§ REQUIRED WORK
Go through the listing and set it down exactly, leaving out its pictures.

•••

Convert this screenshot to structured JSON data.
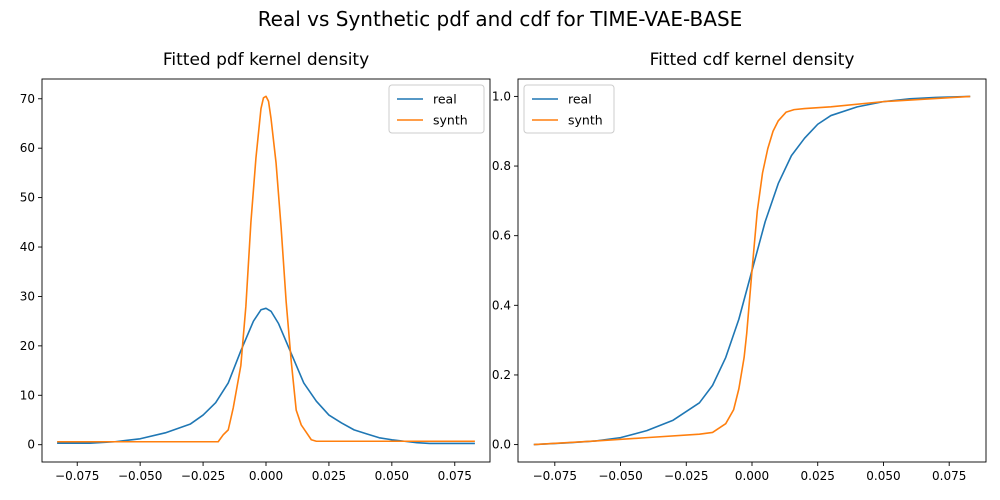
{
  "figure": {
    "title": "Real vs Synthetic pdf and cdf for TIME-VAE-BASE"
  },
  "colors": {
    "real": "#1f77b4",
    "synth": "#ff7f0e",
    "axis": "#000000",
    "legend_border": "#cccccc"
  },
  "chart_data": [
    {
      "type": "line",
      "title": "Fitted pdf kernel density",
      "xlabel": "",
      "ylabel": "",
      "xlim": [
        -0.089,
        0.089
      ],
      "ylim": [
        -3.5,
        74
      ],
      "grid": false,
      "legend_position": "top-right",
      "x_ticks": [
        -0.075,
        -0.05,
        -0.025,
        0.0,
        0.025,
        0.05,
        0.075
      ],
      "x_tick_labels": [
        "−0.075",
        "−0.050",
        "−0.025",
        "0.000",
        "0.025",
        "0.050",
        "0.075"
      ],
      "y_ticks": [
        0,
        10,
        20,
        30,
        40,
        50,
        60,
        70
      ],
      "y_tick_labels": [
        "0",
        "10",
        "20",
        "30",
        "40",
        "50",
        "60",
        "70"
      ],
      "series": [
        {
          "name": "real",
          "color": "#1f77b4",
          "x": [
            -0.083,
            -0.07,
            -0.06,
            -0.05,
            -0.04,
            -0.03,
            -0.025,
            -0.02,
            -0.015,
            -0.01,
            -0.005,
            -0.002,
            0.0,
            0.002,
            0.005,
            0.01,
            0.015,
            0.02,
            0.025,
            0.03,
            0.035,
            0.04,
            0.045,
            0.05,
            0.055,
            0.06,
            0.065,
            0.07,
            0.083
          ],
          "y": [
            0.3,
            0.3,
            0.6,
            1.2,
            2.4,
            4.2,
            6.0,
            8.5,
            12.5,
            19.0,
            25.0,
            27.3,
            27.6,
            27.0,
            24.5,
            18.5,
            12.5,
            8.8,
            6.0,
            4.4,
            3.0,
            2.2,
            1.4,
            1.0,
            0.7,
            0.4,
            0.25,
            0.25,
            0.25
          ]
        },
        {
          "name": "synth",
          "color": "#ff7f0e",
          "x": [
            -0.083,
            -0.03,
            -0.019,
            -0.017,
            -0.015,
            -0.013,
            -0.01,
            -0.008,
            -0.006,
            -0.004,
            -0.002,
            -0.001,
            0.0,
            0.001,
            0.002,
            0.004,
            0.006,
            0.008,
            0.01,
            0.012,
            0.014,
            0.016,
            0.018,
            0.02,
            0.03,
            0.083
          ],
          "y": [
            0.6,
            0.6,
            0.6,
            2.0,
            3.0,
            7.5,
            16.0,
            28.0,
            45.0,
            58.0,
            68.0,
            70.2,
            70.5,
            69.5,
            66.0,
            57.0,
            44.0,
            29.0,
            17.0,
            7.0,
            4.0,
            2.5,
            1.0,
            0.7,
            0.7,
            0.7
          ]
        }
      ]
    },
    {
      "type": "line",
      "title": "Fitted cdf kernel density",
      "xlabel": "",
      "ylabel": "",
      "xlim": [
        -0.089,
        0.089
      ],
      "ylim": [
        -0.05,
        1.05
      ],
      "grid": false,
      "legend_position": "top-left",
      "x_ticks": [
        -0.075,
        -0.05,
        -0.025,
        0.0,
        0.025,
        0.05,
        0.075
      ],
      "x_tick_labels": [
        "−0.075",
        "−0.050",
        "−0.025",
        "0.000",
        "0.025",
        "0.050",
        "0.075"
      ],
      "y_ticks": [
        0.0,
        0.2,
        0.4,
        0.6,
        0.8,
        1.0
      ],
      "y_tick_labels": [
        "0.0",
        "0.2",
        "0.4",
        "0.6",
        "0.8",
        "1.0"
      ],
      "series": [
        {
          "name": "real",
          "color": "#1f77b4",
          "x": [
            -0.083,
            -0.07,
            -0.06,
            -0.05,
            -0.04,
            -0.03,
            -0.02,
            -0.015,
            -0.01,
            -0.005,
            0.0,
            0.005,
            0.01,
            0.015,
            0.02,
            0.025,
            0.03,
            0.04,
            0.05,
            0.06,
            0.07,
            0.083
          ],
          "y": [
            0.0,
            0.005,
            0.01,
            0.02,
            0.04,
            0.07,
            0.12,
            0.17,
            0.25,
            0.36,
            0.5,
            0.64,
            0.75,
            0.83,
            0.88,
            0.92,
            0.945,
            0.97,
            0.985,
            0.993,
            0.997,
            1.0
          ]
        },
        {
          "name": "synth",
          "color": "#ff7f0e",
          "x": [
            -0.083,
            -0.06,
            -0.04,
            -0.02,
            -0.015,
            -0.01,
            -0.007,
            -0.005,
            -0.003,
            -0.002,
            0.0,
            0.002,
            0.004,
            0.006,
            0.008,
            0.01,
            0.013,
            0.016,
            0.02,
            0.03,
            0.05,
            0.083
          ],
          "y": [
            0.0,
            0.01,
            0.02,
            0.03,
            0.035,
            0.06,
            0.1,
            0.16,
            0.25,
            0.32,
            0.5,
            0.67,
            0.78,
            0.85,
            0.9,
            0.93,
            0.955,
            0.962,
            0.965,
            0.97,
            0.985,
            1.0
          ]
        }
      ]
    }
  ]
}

•••

§ ANSWER BELOW
Convert this screenshot to structured JSON data.
{
  "figure": {
    "title": "Real vs Synthetic pdf and cdf for TIME-VAE-BASE"
  },
  "colors": {
    "real": "#1f77b4",
    "synth": "#ff7f0e",
    "axis": "#000000",
    "legend_border": "#cccccc"
  },
  "chart_data": [
    {
      "type": "line",
      "title": "Fitted pdf kernel density",
      "xlabel": "",
      "ylabel": "",
      "xlim": [
        -0.089,
        0.089
      ],
      "ylim": [
        -3.5,
        74
      ],
      "grid": false,
      "legend_position": "top-right",
      "x_ticks": [
        -0.075,
        -0.05,
        -0.025,
        0.0,
        0.025,
        0.05,
        0.075
      ],
      "x_tick_labels": [
        "−0.075",
        "−0.050",
        "−0.025",
        "0.000",
        "0.025",
        "0.050",
        "0.075"
      ],
      "y_ticks": [
        0,
        10,
        20,
        30,
        40,
        50,
        60,
        70
      ],
      "y_tick_labels": [
        "0",
        "10",
        "20",
        "30",
        "40",
        "50",
        "60",
        "70"
      ],
      "series": [
        {
          "name": "real",
          "color": "#1f77b4",
          "x": [
            -0.083,
            -0.07,
            -0.06,
            -0.05,
            -0.04,
            -0.03,
            -0.025,
            -0.02,
            -0.015,
            -0.01,
            -0.005,
            -0.002,
            0.0,
            0.002,
            0.005,
            0.01,
            0.015,
            0.02,
            0.025,
            0.03,
            0.035,
            0.04,
            0.045,
            0.05,
            0.055,
            0.06,
            0.065,
            0.07,
            0.083
          ],
          "y": [
            0.3,
            0.3,
            0.6,
            1.2,
            2.4,
            4.2,
            6.0,
            8.5,
            12.5,
            19.0,
            25.0,
            27.3,
            27.6,
            27.0,
            24.5,
            18.5,
            12.5,
            8.8,
            6.0,
            4.4,
            3.0,
            2.2,
            1.4,
            1.0,
            0.7,
            0.4,
            0.25,
            0.25,
            0.25
          ]
        },
        {
          "name": "synth",
          "color": "#ff7f0e",
          "x": [
            -0.083,
            -0.03,
            -0.019,
            -0.017,
            -0.015,
            -0.013,
            -0.01,
            -0.008,
            -0.006,
            -0.004,
            -0.002,
            -0.001,
            0.0,
            0.001,
            0.002,
            0.004,
            0.006,
            0.008,
            0.01,
            0.012,
            0.014,
            0.016,
            0.018,
            0.02,
            0.03,
            0.083
          ],
          "y": [
            0.6,
            0.6,
            0.6,
            2.0,
            3.0,
            7.5,
            16.0,
            28.0,
            45.0,
            58.0,
            68.0,
            70.2,
            70.5,
            69.5,
            66.0,
            57.0,
            44.0,
            29.0,
            17.0,
            7.0,
            4.0,
            2.5,
            1.0,
            0.7,
            0.7,
            0.7
          ]
        }
      ]
    },
    {
      "type": "line",
      "title": "Fitted cdf kernel density",
      "xlabel": "",
      "ylabel": "",
      "xlim": [
        -0.089,
        0.089
      ],
      "ylim": [
        -0.05,
        1.05
      ],
      "grid": false,
      "legend_position": "top-left",
      "x_ticks": [
        -0.075,
        -0.05,
        -0.025,
        0.0,
        0.025,
        0.05,
        0.075
      ],
      "x_tick_labels": [
        "−0.075",
        "−0.050",
        "−0.025",
        "0.000",
        "0.025",
        "0.050",
        "0.075"
      ],
      "y_ticks": [
        0.0,
        0.2,
        0.4,
        0.6,
        0.8,
        1.0
      ],
      "y_tick_labels": [
        "0.0",
        "0.2",
        "0.4",
        "0.6",
        "0.8",
        "1.0"
      ],
      "series": [
        {
          "name": "real",
          "color": "#1f77b4",
          "x": [
            -0.083,
            -0.07,
            -0.06,
            -0.05,
            -0.04,
            -0.03,
            -0.02,
            -0.015,
            -0.01,
            -0.005,
            0.0,
            0.005,
            0.01,
            0.015,
            0.02,
            0.025,
            0.03,
            0.04,
            0.05,
            0.06,
            0.07,
            0.083
          ],
          "y": [
            0.0,
            0.005,
            0.01,
            0.02,
            0.04,
            0.07,
            0.12,
            0.17,
            0.25,
            0.36,
            0.5,
            0.64,
            0.75,
            0.83,
            0.88,
            0.92,
            0.945,
            0.97,
            0.985,
            0.993,
            0.997,
            1.0
          ]
        },
        {
          "name": "synth",
          "color": "#ff7f0e",
          "x": [
            -0.083,
            -0.06,
            -0.04,
            -0.02,
            -0.015,
            -0.01,
            -0.007,
            -0.005,
            -0.003,
            -0.002,
            0.0,
            0.002,
            0.004,
            0.006,
            0.008,
            0.01,
            0.013,
            0.016,
            0.02,
            0.03,
            0.05,
            0.083
          ],
          "y": [
            0.0,
            0.01,
            0.02,
            0.03,
            0.035,
            0.06,
            0.1,
            0.16,
            0.25,
            0.32,
            0.5,
            0.67,
            0.78,
            0.85,
            0.9,
            0.93,
            0.955,
            0.962,
            0.965,
            0.97,
            0.985,
            1.0
          ]
        }
      ]
    }
  ]
}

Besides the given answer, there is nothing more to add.